■ Brief
Scan the lines below for the string "JSON" and copy every one that has it.

■ Dataset rows about figures
^^^^

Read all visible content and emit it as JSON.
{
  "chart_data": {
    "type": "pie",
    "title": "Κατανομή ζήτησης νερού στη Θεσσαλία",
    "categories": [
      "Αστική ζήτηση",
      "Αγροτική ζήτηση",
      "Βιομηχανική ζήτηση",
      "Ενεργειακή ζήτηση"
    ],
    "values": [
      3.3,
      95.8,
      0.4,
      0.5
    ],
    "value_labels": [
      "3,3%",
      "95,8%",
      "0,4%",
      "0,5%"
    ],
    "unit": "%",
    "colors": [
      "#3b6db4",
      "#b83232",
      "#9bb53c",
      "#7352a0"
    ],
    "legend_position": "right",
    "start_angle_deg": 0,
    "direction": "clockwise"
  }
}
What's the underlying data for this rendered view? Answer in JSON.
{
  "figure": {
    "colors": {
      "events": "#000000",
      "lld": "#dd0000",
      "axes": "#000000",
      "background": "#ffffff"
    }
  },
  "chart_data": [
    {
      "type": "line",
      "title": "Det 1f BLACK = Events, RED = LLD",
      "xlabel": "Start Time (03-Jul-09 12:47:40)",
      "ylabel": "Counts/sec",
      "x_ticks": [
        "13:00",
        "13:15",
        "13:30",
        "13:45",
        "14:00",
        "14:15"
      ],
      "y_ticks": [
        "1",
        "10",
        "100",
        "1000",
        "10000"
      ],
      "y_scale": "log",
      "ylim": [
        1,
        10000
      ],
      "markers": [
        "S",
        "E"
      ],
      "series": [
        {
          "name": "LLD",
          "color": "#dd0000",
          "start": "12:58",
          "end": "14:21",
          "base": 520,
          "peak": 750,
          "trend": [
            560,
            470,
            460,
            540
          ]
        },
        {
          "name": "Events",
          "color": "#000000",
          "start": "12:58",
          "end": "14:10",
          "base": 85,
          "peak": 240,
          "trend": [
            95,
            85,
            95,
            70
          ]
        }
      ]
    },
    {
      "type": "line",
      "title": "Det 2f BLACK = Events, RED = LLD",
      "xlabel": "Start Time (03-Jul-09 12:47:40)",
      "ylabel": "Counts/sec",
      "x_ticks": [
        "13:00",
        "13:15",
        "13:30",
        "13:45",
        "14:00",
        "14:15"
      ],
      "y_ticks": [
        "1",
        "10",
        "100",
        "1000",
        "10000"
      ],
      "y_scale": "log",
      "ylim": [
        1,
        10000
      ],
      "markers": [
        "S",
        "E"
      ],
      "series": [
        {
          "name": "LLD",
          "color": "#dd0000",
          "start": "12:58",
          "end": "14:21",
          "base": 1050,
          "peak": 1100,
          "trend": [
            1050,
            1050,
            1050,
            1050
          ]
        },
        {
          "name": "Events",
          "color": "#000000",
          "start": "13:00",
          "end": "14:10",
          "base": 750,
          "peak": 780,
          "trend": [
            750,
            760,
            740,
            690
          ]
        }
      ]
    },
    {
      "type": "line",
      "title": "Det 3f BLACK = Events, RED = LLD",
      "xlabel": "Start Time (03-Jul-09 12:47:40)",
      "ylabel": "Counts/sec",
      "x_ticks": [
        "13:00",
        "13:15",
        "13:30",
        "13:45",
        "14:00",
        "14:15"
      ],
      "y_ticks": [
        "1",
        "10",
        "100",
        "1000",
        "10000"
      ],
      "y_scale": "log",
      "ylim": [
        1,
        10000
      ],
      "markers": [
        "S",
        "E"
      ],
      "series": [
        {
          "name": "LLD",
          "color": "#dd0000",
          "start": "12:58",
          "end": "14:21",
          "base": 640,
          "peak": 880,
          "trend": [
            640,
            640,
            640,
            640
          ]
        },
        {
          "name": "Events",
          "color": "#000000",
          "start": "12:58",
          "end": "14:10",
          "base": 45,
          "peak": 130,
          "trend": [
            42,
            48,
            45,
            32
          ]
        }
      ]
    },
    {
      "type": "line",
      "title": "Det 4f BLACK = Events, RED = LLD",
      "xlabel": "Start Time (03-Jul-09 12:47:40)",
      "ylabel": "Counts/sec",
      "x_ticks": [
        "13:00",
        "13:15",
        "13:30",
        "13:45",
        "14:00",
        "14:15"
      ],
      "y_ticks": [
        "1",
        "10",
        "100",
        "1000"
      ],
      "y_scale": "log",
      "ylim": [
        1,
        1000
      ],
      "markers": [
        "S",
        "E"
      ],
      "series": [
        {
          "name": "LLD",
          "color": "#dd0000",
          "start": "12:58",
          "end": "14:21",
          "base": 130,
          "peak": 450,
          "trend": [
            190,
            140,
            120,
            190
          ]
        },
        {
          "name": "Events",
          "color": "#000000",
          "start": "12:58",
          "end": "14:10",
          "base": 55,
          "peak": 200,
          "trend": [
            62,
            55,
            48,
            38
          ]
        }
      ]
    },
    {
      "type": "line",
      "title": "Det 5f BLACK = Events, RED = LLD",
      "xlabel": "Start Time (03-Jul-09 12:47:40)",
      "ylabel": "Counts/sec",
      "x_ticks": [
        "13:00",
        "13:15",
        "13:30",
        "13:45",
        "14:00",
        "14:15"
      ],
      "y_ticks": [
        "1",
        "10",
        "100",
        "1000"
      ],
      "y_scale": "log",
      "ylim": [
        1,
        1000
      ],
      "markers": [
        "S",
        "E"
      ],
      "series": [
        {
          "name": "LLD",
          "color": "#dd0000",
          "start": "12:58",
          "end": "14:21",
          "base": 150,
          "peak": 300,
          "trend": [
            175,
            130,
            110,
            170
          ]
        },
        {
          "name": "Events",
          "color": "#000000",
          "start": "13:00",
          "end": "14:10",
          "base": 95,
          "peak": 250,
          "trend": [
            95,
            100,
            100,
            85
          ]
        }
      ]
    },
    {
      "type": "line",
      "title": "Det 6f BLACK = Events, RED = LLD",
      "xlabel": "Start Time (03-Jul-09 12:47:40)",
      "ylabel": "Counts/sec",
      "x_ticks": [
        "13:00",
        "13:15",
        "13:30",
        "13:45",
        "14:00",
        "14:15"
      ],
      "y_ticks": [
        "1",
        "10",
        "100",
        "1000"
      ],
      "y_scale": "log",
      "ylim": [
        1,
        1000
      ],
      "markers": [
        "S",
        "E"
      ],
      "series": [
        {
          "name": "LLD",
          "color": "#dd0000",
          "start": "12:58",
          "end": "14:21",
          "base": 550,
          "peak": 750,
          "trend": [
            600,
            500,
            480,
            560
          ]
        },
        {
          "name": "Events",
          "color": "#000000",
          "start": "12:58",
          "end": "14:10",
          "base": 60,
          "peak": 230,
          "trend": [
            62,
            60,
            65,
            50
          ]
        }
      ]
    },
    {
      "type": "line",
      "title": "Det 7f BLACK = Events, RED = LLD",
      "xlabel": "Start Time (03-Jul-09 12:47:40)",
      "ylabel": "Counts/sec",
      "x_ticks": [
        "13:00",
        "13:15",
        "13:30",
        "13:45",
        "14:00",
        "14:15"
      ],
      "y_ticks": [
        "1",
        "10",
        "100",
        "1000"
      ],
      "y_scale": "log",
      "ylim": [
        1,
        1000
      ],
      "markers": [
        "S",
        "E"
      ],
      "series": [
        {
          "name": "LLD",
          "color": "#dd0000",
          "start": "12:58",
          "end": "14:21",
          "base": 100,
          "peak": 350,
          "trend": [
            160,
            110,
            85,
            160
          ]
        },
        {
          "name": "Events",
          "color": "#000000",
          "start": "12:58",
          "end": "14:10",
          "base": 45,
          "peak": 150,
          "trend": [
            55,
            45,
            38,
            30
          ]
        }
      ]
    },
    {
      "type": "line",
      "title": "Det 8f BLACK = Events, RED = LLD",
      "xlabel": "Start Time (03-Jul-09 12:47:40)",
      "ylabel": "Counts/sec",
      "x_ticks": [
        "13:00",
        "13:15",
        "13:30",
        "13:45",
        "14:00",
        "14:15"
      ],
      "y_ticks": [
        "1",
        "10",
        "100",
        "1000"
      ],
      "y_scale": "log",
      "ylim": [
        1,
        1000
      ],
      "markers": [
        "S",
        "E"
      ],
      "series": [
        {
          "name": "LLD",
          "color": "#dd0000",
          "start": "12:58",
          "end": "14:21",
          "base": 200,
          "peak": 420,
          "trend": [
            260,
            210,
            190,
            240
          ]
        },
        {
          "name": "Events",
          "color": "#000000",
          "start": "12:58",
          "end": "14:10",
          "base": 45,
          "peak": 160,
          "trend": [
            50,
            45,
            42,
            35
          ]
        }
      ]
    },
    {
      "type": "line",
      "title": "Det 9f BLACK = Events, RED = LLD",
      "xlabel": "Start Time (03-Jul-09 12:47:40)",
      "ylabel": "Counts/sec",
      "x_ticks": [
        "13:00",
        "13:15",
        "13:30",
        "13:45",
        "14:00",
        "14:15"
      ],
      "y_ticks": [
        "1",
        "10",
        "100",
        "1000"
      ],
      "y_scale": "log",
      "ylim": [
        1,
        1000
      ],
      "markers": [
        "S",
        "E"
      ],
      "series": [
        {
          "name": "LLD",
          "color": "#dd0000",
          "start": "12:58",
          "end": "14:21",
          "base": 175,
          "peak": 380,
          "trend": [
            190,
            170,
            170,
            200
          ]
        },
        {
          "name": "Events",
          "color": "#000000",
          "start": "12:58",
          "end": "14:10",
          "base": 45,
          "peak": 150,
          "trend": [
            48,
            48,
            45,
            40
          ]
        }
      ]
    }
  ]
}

^^^^

■ Answer for the task
Read all visible content and emit it as JSON.
What's the underlying data for this rendered view? Answer in JSON.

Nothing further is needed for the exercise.